### Written instruction
Look through the data below. Show each line where the string "nous" occurs.

### Items
^^^^^^^^

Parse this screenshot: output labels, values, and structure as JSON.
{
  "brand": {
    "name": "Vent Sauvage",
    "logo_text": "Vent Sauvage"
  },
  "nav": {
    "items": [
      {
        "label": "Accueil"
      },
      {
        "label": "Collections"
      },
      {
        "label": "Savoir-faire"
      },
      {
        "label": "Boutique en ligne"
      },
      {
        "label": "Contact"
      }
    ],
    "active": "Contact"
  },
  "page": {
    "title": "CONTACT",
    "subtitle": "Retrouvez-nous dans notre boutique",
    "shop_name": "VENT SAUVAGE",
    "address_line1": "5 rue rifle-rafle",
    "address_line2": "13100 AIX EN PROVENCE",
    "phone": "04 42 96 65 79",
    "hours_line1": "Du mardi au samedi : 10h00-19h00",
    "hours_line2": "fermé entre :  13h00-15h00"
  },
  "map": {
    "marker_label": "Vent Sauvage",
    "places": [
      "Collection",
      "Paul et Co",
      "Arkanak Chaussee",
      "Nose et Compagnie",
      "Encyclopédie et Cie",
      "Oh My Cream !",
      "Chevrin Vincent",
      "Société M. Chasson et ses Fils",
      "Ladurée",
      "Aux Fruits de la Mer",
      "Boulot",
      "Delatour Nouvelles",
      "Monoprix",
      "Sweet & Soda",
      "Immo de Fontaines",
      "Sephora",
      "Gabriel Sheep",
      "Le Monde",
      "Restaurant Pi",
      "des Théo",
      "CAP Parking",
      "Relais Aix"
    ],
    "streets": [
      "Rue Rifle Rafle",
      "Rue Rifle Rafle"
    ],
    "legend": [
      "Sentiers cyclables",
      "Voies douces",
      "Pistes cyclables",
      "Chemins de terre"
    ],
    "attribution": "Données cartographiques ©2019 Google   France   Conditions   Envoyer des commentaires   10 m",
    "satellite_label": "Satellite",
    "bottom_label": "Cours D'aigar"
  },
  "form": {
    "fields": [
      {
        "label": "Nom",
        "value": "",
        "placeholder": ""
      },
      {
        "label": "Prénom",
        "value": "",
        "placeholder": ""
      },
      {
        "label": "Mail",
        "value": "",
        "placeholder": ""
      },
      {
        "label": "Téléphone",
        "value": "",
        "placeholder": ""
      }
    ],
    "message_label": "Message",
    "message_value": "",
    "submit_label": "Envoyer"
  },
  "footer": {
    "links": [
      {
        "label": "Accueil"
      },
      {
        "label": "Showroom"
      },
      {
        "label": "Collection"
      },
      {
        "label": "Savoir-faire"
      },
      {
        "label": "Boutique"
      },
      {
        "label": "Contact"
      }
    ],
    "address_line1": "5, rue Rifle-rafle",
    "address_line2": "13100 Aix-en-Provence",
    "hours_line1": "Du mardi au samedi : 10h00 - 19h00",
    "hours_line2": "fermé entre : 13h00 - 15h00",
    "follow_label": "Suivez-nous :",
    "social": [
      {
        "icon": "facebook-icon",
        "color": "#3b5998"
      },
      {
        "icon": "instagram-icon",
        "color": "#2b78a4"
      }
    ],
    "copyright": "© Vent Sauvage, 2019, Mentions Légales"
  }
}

^^^^^^^^

### Answer to the exercise
    "subtitle": "Retrouvez-nous dans notre boutique",
    "follow_label": "Suivez-nous :",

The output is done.